- **Set problem**
In full and without alteration, give the listing again.

- **Information supplied**
---

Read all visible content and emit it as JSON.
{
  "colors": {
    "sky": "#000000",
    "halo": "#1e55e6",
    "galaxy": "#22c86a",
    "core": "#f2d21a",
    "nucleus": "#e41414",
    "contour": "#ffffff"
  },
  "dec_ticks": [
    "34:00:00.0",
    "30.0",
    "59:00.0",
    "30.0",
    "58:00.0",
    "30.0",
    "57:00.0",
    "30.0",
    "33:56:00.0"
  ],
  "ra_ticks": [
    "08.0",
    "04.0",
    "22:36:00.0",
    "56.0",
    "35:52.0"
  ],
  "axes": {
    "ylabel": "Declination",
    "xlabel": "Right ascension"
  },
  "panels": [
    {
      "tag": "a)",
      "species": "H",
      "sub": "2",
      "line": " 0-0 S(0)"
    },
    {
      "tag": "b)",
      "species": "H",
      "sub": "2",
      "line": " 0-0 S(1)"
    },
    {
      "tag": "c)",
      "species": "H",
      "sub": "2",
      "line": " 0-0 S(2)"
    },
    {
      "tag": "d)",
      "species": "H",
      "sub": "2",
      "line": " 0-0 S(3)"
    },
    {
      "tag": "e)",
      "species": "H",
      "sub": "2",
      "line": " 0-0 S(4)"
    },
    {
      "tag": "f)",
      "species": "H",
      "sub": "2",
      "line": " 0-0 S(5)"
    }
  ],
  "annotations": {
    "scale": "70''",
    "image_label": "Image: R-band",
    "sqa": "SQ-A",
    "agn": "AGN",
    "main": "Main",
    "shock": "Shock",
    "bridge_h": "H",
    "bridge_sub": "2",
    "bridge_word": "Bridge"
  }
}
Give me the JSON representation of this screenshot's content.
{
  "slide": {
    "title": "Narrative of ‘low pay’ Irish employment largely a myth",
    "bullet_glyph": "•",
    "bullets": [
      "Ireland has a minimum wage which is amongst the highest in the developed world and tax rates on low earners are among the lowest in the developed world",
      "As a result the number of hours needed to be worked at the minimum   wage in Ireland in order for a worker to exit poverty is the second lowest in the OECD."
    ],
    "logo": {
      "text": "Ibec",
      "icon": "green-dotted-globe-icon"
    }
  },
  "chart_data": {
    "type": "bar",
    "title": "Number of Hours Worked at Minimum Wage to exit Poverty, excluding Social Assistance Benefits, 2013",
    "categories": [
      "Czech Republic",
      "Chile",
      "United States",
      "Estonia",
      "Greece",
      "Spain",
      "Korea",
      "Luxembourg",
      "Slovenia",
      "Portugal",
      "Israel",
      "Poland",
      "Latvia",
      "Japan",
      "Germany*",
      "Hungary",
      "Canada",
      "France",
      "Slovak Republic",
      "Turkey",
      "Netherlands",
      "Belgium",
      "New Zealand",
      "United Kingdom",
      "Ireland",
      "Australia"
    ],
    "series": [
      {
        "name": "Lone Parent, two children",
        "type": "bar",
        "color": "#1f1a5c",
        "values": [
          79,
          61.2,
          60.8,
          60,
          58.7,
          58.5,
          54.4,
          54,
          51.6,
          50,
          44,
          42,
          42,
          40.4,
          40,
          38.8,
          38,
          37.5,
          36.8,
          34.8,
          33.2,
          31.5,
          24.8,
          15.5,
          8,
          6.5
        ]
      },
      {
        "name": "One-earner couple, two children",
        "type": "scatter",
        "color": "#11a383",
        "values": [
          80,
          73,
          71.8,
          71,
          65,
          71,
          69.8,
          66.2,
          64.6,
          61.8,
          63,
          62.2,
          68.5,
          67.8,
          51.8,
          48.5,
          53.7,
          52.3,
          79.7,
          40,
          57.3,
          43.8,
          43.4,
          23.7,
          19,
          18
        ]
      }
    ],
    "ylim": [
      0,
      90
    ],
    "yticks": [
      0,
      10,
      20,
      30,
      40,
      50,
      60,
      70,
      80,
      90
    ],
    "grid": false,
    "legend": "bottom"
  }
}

---

- **Response**
Read all visible content and emit it as JSON.
{
  "colors": {
    "sky": "#000000",
    "halo": "#1e55e6",
    "galaxy": "#22c86a",
    "core": "#f2d21a",
    "nucleus": "#e41414",
    "contour": "#ffffff"
  },
  "dec_ticks": [
    "34:00:00.0",
    "30.0",
    "59:00.0",
    "30.0",
    "58:00.0",
    "30.0",
    "57:00.0",
    "30.0",
    "33:56:00.0"
  ],
  "ra_ticks": [
    "08.0",
    "04.0",
    "22:36:00.0",
    "56.0",
    "35:52.0"
  ],
  "axes": {
    "ylabel": "Declination",
    "xlabel": "Right ascension"
  },
  "panels": [
    {
      "tag": "a)",
      "species": "H",
      "sub": "2",
      "line": " 0-0 S(0)"
    },
    {
      "tag": "b)",
      "species": "H",
      "sub": "2",
      "line": " 0-0 S(1)"
    },
    {
      "tag": "c)",
      "species": "H",
      "sub": "2",
      "line": " 0-0 S(2)"
    },
    {
      "tag": "d)",
      "species": "H",
      "sub": "2",
      "line": " 0-0 S(3)"
    },
    {
      "tag": "e)",
      "species": "H",
      "sub": "2",
      "line": " 0-0 S(4)"
    },
    {
      "tag": "f)",
      "species": "H",
      "sub": "2",
      "line": " 0-0 S(5)"
    }
  ],
  "annotations": {
    "scale": "70''",
    "image_label": "Image: R-band",
    "sqa": "SQ-A",
    "agn": "AGN",
    "main": "Main",
    "shock": "Shock",
    "bridge_h": "H",
    "bridge_sub": "2",
    "bridge_word": "Bridge"
  }
}
Give me the JSON representation of this screenshot's content.
{
  "slide": {
    "title": "Narrative of ‘low pay’ Irish employment largely a myth",
    "bullet_glyph": "•",
    "bullets": [
      "Ireland has a minimum wage which is amongst the highest in the developed world and tax rates on low earners are among the lowest in the developed world",
      "As a result the number of hours needed to be worked at the minimum   wage in Ireland in order for a worker to exit poverty is the second lowest in the OECD."
    ],
    "logo": {
      "text": "Ibec",
      "icon": "green-dotted-globe-icon"
    }
  },
  "chart_data": {
    "type": "bar",
    "title": "Number of Hours Worked at Minimum Wage to exit Poverty, excluding Social Assistance Benefits, 2013",
    "categories": [
      "Czech Republic",
      "Chile",
      "United States",
      "Estonia",
      "Greece",
      "Spain",
      "Korea",
      "Luxembourg",
      "Slovenia",
      "Portugal",
      "Israel",
      "Poland",
      "Latvia",
      "Japan",
      "Germany*",
      "Hungary",
      "Canada",
      "France",
      "Slovak Republic",
      "Turkey",
      "Netherlands",
      "Belgium",
      "New Zealand",
      "United Kingdom",
      "Ireland",
      "Australia"
    ],
    "series": [
      {
        "name": "Lone Parent, two children",
        "type": "bar",
        "color": "#1f1a5c",
        "values": [
          79,
          61.2,
          60.8,
          60,
          58.7,
          58.5,
          54.4,
          54,
          51.6,
          50,
          44,
          42,
          42,
          40.4,
          40,
          38.8,
          38,
          37.5,
          36.8,
          34.8,
          33.2,
          31.5,
          24.8,
          15.5,
          8,
          6.5
        ]
      },
      {
        "name": "One-earner couple, two children",
        "type": "scatter",
        "color": "#11a383",
        "values": [
          80,
          73,
          71.8,
          71,
          65,
          71,
          69.8,
          66.2,
          64.6,
          61.8,
          63,
          62.2,
          68.5,
          67.8,
          51.8,
          48.5,
          53.7,
          52.3,
          79.7,
          40,
          57.3,
          43.8,
          43.4,
          23.7,
          19,
          18
        ]
      }
    ],
    "ylim": [
      0,
      90
    ],
    "yticks": [
      0,
      10,
      20,
      30,
      40,
      50,
      60,
      70,
      80,
      90
    ],
    "grid": false,
    "legend": "bottom"
  }
}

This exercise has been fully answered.